■ **Given problem**
Write every line out verbatim and omit the pictures.

+--

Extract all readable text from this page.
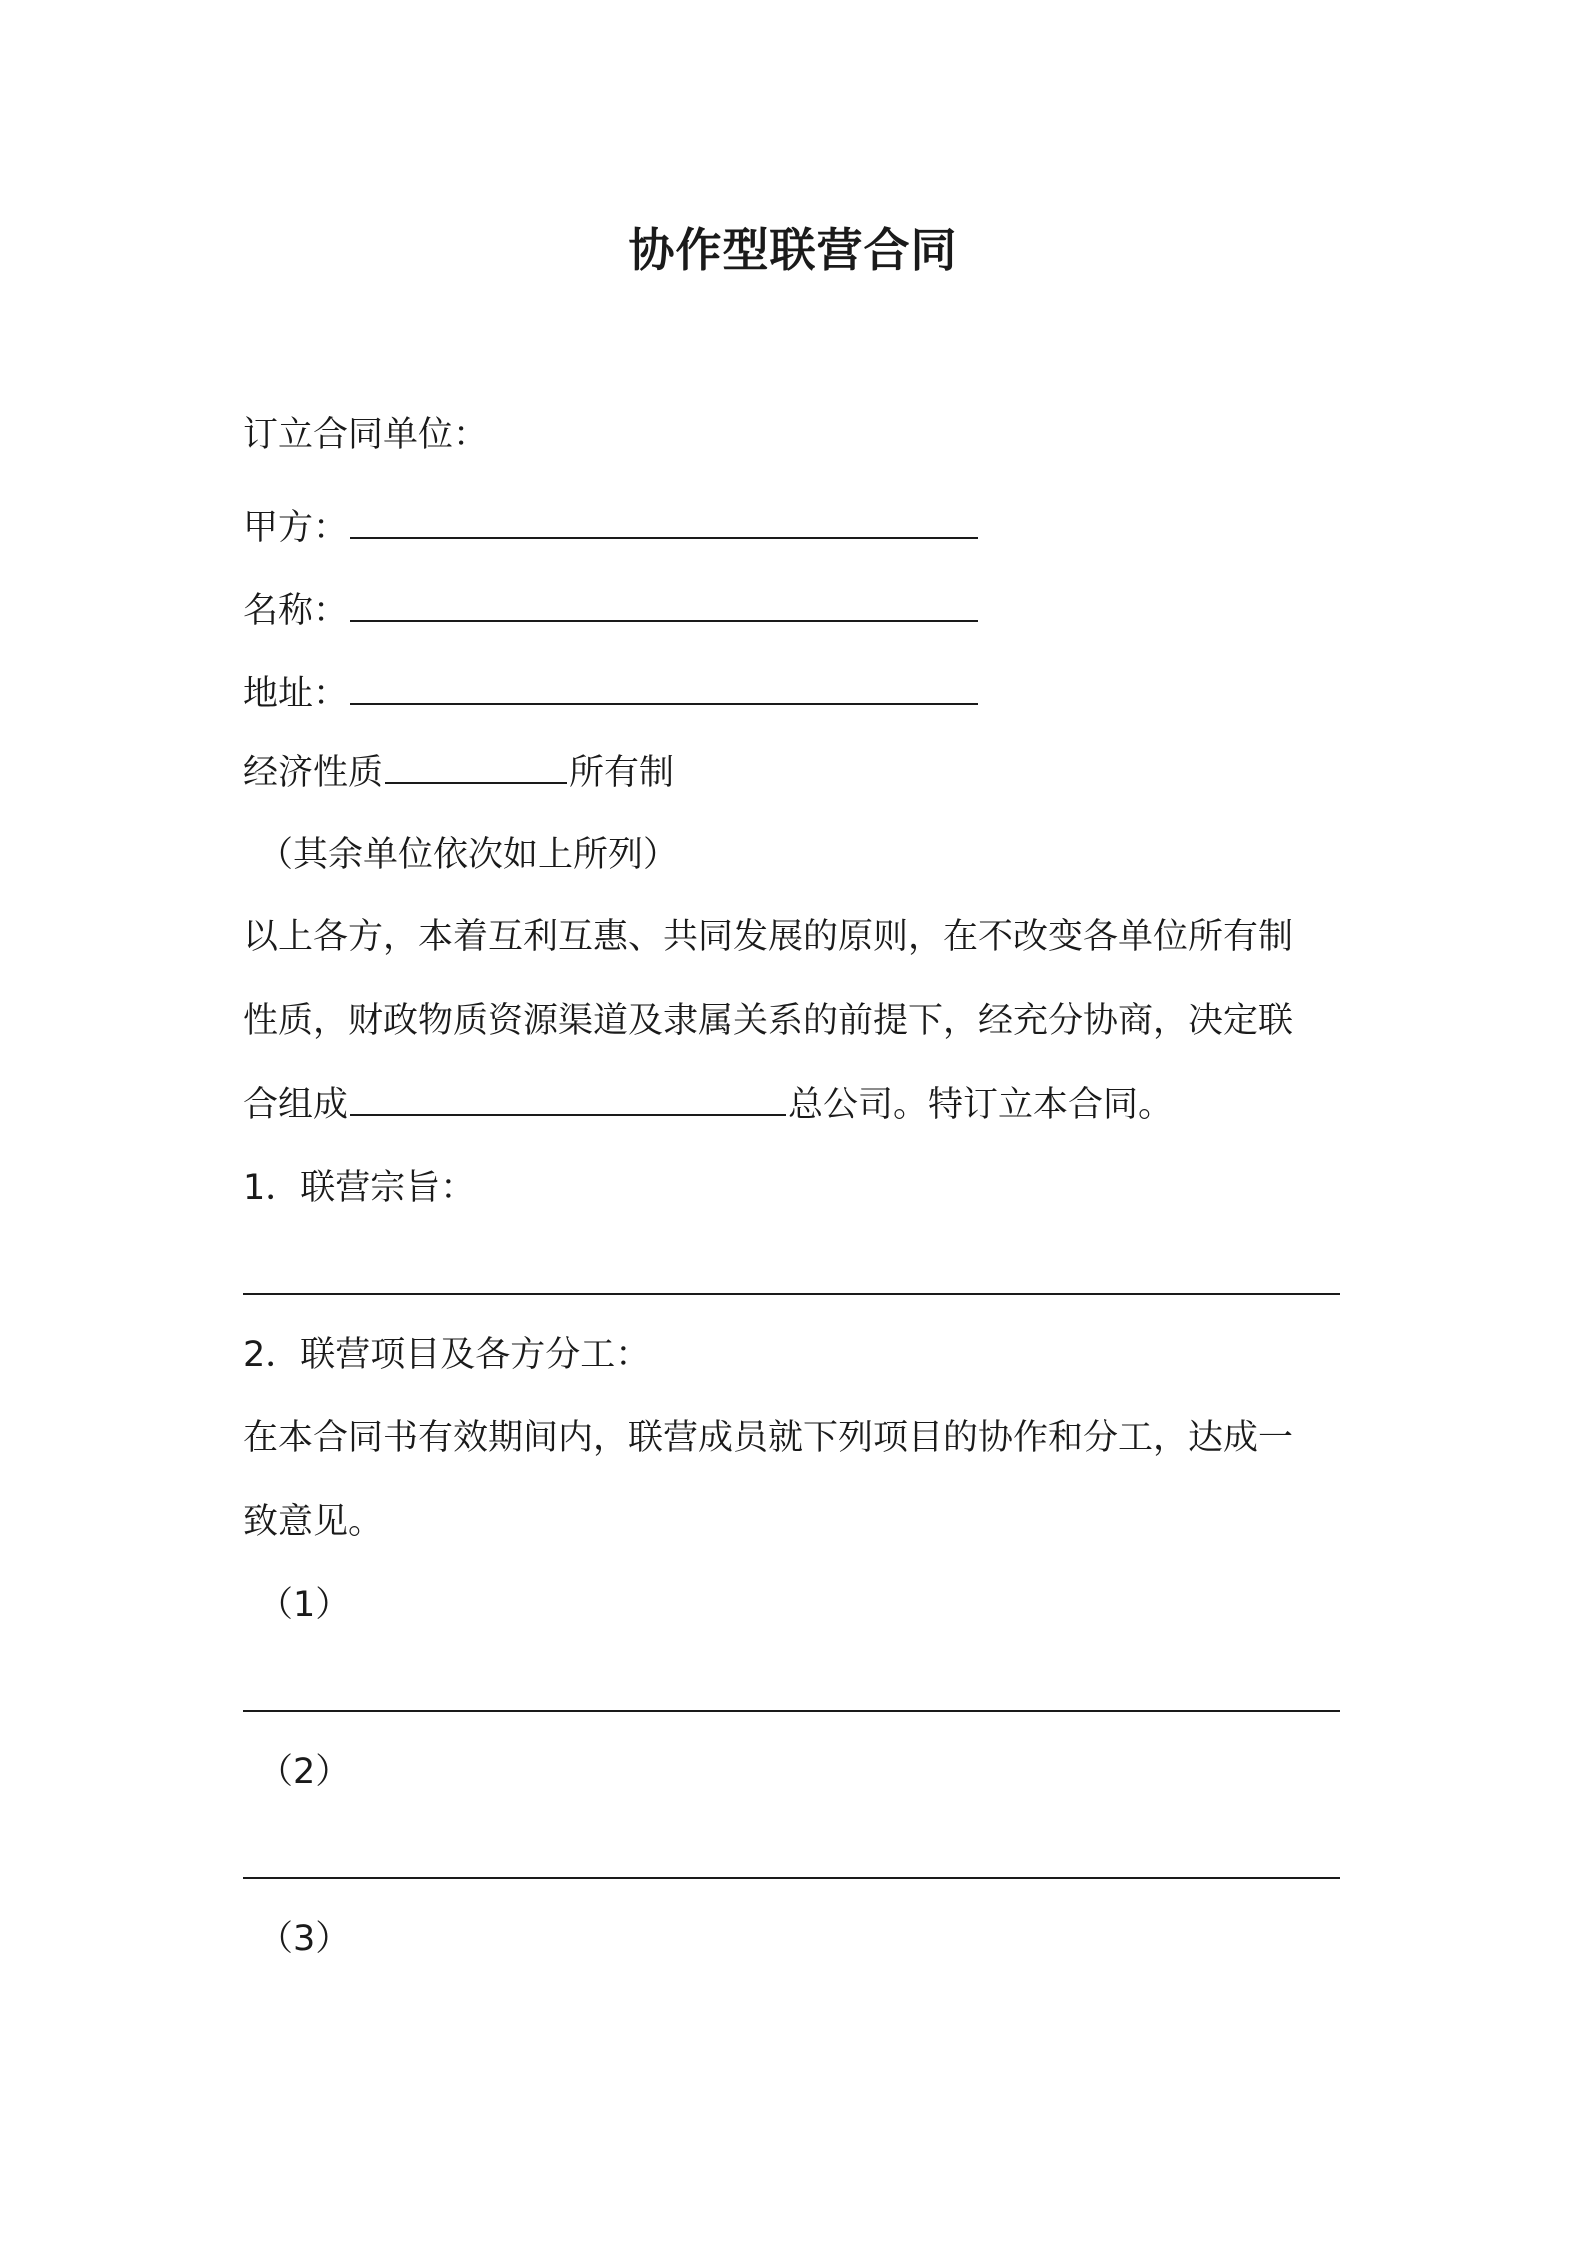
协作型联营合同
订立合同单位：
甲方：
名称：
地址：
经济性质	所有制
（其余单位依次如上所列）
以上各方，本着互利互惠、共同发展的原则，在不改变各单位所有制
性质，财政物质资源渠道及隶属关系的前提下，经充分协商，决定联
合组成	总公司。特订立本合同。
1．联营宗旨：
2．联营项目及各方分工：
在本合同书有效期间内，联营成员就下列项目的协作和分工，达成一
致意见。
（1）
（2）
（3）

+--

■ **Reply to the task**
Extract all readable text from this page.
协作型联营合同
订立合同单位：
甲方：
名称：
地址：
经济性质	所有制
（其余单位依次如上所列）
以上各方，本着互利互惠、共同发展的原则，在不改变各单位所有制
性质，财政物质资源渠道及隶属关系的前提下，经充分协商，决定联
合组成	总公司。特订立本合同。
1．联营宗旨：
2．联营项目及各方分工：
在本合同书有效期间内，联营成员就下列项目的协作和分工，达成一
致意见。
（1）
（2）
（3）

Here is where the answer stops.